**Exercise description**:
Find the lines in these entries that include the word "Force" and state how many there are, with no other words.

--------------------

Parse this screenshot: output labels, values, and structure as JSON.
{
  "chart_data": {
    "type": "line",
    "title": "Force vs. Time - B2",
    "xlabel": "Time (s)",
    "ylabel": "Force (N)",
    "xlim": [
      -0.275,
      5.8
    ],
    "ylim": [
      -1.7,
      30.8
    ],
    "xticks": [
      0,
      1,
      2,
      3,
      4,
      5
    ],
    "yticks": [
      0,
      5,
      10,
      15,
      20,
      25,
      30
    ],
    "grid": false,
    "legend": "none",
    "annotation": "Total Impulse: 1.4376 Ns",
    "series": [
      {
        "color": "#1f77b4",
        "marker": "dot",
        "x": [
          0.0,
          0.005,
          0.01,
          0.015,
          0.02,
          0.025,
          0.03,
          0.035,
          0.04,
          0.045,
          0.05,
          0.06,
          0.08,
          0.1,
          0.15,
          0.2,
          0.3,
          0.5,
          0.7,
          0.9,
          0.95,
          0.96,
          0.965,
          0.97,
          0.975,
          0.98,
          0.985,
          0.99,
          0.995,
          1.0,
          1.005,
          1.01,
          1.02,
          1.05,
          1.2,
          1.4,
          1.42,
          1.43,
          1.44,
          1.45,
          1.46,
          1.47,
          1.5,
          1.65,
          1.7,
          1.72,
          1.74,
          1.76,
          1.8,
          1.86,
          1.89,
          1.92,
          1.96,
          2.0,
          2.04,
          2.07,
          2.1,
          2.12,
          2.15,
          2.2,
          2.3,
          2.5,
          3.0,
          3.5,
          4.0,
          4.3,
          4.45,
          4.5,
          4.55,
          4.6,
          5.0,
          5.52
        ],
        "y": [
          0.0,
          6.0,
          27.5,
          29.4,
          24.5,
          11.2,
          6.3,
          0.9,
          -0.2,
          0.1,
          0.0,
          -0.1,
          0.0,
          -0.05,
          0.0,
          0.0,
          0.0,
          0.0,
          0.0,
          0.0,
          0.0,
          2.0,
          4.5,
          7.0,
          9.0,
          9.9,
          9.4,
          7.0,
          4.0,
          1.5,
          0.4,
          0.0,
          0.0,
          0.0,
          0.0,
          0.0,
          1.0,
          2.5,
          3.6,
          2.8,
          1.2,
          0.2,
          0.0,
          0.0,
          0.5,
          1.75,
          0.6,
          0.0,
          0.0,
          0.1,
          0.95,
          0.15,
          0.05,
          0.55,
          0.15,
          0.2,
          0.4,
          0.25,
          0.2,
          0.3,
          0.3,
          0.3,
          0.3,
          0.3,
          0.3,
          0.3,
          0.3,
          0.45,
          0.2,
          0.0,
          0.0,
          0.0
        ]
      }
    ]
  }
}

--------------------

**The answer**:
2